Job. Find the string "Primary" and gather every line that holds it.

Task material.

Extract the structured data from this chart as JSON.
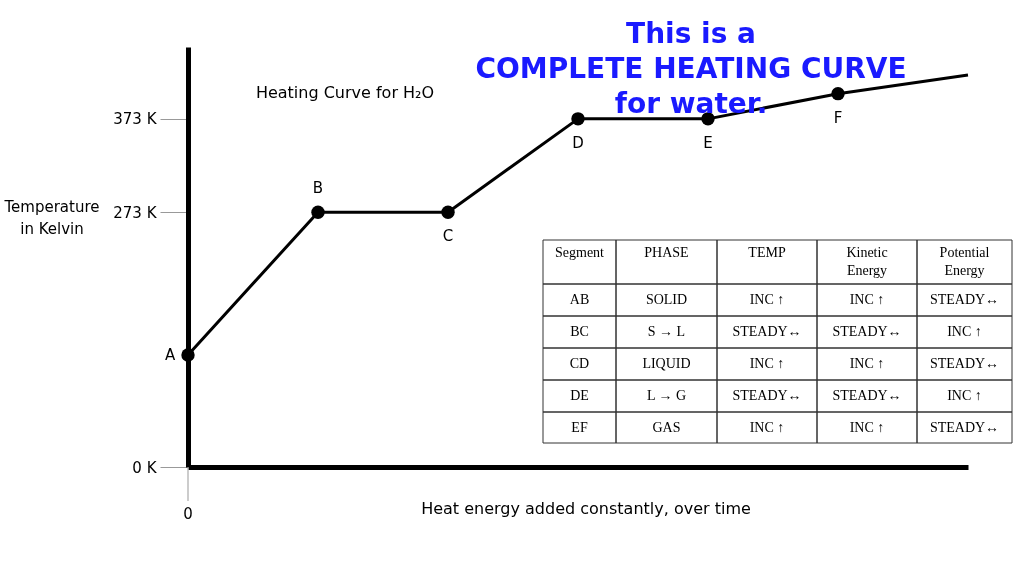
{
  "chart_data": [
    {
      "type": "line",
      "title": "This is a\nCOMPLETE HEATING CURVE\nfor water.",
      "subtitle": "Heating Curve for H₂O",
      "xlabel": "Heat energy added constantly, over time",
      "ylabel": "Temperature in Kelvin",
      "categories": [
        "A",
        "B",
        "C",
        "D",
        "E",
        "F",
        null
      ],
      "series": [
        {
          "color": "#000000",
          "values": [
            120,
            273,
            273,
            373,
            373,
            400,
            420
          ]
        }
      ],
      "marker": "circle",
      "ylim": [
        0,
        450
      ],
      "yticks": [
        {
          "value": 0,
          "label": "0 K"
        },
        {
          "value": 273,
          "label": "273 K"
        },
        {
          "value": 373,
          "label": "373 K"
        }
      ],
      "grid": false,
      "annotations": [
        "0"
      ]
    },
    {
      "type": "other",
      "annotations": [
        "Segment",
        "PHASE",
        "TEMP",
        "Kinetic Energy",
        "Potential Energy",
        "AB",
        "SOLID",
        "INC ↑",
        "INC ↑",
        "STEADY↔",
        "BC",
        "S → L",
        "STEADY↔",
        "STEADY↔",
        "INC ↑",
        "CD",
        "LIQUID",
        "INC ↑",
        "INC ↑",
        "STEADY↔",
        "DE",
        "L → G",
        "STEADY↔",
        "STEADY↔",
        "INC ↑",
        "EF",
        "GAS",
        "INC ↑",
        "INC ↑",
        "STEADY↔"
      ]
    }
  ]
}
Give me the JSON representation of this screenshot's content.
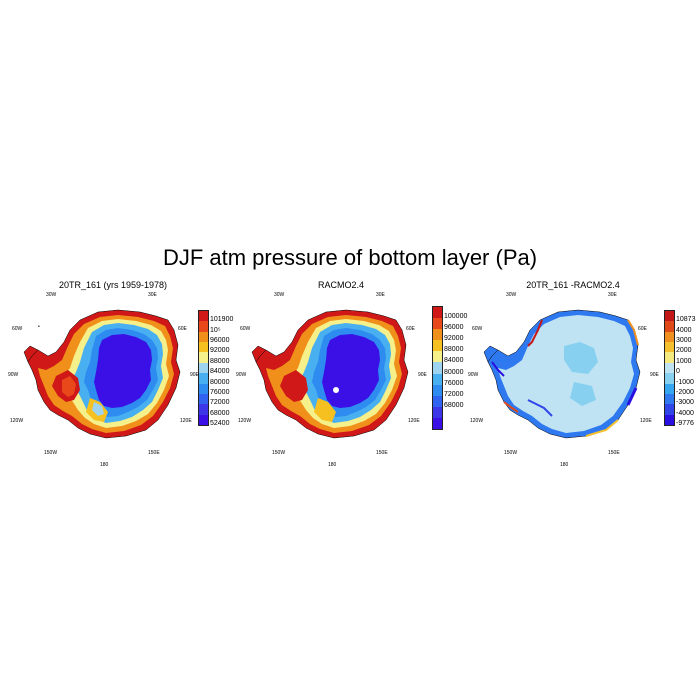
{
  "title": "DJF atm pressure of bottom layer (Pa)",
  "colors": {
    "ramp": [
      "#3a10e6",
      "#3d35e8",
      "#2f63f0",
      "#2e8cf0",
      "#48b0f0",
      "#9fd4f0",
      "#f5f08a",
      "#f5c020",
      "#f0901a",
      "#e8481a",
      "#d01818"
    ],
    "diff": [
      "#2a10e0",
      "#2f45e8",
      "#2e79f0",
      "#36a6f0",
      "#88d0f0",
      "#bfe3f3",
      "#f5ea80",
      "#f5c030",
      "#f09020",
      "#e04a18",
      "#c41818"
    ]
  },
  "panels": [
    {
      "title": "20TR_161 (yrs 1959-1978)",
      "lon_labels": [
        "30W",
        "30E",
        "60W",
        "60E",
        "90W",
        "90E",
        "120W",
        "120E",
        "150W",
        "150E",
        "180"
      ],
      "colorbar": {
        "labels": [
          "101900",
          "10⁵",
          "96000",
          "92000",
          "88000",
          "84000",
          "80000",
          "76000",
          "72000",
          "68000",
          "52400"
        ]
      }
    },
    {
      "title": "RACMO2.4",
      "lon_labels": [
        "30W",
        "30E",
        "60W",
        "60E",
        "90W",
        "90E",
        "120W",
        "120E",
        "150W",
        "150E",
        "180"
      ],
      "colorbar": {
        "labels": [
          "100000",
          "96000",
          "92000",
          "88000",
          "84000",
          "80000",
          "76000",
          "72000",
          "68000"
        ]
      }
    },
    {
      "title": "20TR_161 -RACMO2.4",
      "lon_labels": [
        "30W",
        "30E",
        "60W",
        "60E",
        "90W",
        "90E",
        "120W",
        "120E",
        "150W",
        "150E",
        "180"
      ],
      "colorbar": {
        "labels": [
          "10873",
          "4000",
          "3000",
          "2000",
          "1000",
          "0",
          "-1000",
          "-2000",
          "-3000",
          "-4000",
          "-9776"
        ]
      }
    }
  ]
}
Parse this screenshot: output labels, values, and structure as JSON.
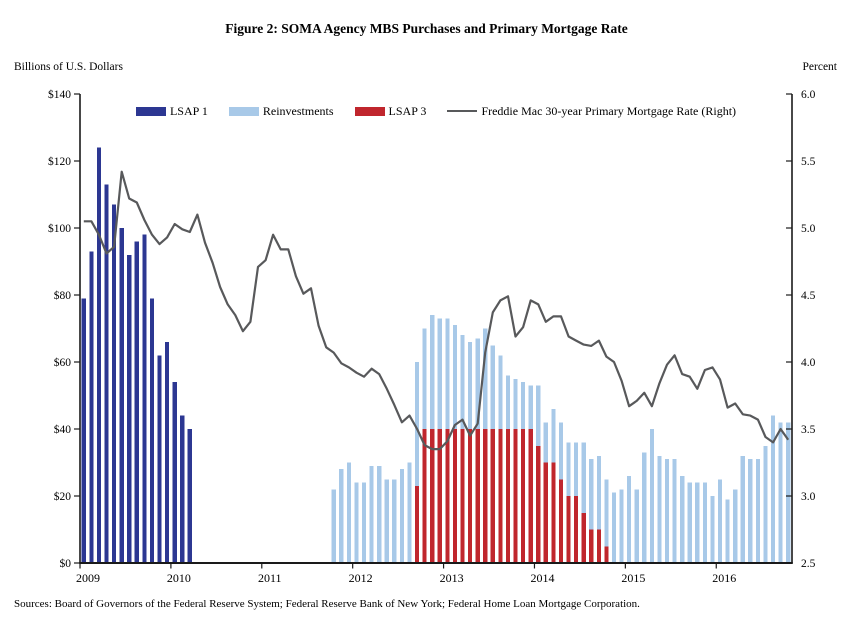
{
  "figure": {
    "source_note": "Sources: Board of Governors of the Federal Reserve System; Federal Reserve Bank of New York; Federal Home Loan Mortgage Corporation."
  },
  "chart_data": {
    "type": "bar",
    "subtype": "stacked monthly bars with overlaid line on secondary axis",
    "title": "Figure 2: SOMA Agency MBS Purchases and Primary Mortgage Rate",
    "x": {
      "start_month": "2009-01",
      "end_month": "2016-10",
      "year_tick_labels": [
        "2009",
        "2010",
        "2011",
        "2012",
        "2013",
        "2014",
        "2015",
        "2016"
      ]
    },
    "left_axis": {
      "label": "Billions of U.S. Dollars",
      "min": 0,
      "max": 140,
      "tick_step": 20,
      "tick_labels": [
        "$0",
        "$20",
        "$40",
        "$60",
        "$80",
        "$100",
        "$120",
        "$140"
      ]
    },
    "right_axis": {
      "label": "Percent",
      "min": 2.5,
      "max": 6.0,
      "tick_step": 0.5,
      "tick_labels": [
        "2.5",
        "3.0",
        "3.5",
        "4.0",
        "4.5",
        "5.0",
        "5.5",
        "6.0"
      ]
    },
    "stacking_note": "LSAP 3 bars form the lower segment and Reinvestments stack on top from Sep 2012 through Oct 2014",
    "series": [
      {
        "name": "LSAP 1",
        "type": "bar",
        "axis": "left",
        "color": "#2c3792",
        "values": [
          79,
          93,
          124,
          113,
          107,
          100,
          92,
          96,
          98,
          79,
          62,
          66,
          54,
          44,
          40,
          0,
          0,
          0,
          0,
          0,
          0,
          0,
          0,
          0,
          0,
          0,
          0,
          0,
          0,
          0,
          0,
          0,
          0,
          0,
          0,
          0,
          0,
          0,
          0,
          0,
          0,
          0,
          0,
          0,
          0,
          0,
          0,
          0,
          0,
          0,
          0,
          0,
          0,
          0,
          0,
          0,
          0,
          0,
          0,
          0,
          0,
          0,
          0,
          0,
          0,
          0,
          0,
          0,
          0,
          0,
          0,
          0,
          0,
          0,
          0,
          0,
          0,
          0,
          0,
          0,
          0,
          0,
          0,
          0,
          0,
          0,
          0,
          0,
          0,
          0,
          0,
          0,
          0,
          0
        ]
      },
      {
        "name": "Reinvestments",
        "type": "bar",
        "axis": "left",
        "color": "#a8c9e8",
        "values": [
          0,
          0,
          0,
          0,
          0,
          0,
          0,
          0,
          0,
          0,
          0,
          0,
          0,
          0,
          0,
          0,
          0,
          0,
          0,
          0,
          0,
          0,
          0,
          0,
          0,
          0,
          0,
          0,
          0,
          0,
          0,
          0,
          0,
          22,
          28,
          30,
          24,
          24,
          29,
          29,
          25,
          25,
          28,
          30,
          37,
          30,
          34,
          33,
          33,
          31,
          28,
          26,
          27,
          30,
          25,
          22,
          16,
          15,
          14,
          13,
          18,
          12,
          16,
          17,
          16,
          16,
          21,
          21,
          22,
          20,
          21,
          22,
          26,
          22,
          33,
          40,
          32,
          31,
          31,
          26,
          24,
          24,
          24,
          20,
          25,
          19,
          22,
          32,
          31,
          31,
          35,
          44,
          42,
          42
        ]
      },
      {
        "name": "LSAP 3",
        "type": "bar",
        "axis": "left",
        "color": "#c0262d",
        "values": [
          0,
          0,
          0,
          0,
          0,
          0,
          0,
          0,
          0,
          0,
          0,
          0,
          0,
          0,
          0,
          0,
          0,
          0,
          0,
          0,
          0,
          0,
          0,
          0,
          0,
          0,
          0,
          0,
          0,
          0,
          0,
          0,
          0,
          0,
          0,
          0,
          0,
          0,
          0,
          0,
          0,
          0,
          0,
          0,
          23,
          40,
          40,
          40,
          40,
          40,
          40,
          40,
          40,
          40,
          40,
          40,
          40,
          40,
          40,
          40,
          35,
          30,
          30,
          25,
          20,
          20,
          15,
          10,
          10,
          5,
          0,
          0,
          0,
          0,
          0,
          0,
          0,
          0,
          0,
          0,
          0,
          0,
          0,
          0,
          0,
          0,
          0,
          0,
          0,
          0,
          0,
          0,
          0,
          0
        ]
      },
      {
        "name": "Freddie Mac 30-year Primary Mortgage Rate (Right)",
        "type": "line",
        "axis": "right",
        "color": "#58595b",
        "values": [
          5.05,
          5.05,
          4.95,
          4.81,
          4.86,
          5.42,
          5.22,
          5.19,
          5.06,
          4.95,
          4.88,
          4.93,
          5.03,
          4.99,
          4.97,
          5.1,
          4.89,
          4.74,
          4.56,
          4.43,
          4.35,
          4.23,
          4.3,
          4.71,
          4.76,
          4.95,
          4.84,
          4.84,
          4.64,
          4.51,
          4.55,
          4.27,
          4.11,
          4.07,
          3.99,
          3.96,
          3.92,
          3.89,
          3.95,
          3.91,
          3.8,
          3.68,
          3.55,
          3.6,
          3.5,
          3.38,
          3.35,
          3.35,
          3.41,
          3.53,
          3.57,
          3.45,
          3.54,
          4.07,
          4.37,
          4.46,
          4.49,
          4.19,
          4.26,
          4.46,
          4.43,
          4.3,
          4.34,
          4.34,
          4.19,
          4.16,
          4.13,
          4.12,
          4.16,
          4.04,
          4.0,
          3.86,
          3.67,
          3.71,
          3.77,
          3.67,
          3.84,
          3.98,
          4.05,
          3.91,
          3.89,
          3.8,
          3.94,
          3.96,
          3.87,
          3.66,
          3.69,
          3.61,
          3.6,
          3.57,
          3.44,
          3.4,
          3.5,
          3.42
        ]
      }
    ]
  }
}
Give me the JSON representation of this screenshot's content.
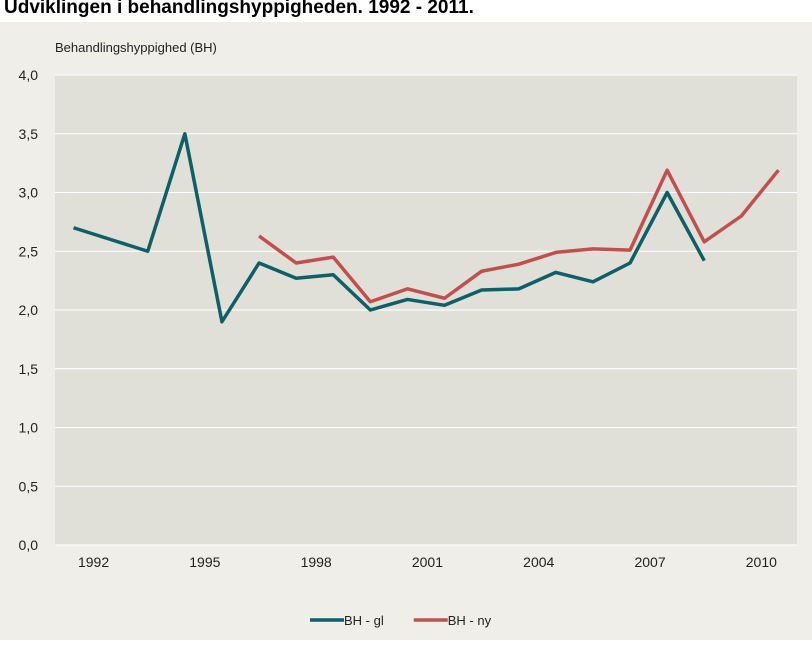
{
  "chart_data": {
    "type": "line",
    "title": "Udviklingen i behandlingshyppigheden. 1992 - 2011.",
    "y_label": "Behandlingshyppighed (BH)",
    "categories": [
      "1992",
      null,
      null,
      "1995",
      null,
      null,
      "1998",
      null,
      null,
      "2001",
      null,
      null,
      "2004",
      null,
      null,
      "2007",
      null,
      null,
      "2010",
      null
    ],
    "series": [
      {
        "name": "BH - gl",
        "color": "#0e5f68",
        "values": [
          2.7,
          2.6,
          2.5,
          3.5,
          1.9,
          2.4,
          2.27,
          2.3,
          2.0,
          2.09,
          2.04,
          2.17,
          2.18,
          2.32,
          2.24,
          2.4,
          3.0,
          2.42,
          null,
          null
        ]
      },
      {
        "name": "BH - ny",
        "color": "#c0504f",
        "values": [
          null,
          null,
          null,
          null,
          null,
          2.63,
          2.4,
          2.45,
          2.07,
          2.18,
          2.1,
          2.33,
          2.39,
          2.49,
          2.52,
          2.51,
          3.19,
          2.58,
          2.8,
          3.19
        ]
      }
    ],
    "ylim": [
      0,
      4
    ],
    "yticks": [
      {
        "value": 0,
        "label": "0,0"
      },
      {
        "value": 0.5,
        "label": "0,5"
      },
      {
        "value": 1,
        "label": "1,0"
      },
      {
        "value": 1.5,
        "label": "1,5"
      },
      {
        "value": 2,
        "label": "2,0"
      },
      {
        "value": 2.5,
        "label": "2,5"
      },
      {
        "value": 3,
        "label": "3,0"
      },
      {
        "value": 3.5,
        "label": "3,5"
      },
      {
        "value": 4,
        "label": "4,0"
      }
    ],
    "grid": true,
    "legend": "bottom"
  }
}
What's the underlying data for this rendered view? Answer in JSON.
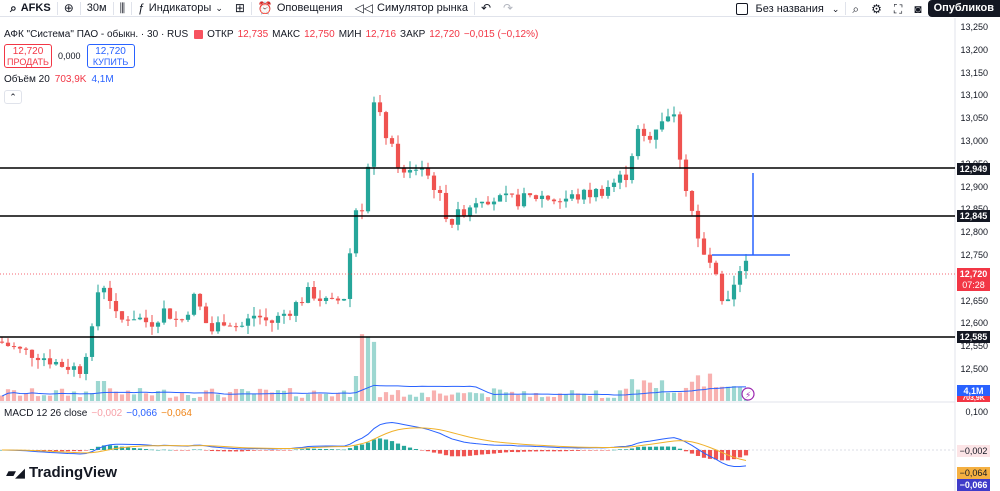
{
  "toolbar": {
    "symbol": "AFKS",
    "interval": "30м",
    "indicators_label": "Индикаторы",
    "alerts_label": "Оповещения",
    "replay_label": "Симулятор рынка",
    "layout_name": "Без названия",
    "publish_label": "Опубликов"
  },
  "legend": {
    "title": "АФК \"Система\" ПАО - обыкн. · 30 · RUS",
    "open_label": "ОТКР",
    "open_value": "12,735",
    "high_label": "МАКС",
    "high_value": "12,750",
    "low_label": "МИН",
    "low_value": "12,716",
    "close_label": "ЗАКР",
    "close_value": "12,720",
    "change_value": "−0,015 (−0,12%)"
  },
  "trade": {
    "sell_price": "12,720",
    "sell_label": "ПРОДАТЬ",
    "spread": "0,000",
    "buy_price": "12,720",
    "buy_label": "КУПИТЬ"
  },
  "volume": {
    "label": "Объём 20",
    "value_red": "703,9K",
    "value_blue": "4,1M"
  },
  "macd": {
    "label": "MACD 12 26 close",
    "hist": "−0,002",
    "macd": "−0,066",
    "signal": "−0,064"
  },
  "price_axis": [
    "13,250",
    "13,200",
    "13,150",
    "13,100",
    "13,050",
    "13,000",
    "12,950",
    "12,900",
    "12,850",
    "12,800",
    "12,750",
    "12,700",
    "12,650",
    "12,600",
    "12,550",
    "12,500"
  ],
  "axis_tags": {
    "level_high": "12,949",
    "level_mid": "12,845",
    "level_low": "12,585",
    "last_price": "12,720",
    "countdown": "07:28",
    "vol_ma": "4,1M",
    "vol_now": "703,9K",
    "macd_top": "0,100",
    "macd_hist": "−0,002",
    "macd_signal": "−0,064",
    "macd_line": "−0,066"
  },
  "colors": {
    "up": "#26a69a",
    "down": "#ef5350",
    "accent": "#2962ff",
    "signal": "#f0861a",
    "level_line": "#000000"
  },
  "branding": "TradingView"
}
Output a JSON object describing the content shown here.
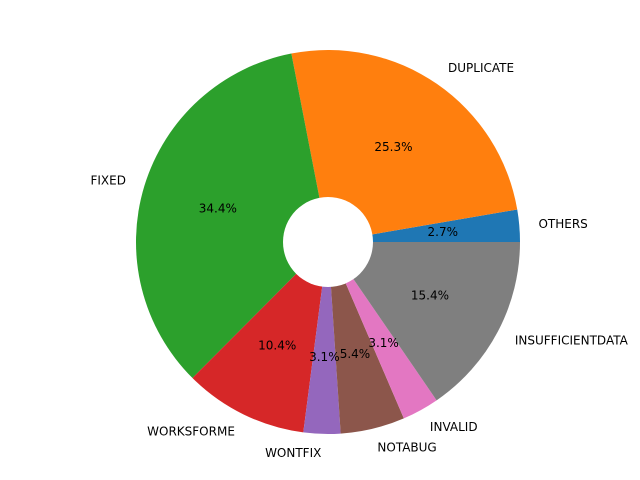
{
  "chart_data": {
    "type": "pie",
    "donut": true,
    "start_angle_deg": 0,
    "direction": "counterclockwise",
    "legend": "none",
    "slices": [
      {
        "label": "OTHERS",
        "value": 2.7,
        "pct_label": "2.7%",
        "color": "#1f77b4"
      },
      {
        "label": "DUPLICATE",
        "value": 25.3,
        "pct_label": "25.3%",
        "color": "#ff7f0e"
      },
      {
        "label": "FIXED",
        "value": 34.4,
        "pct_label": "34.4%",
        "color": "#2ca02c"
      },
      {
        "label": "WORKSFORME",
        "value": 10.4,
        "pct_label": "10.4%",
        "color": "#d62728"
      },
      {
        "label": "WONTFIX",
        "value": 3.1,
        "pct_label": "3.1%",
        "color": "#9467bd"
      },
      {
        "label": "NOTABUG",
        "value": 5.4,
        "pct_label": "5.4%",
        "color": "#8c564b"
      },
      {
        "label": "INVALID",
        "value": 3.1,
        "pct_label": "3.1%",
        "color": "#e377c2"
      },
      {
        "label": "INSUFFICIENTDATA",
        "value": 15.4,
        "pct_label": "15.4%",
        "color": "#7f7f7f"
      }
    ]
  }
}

Output of the exercise.
    "title": "Figure 2: SOMA Agency MBS Purchases and Primary Mortgage Rate",
        "name": "Freddie Mac 30-year Primary Mortgage Rate (Right)",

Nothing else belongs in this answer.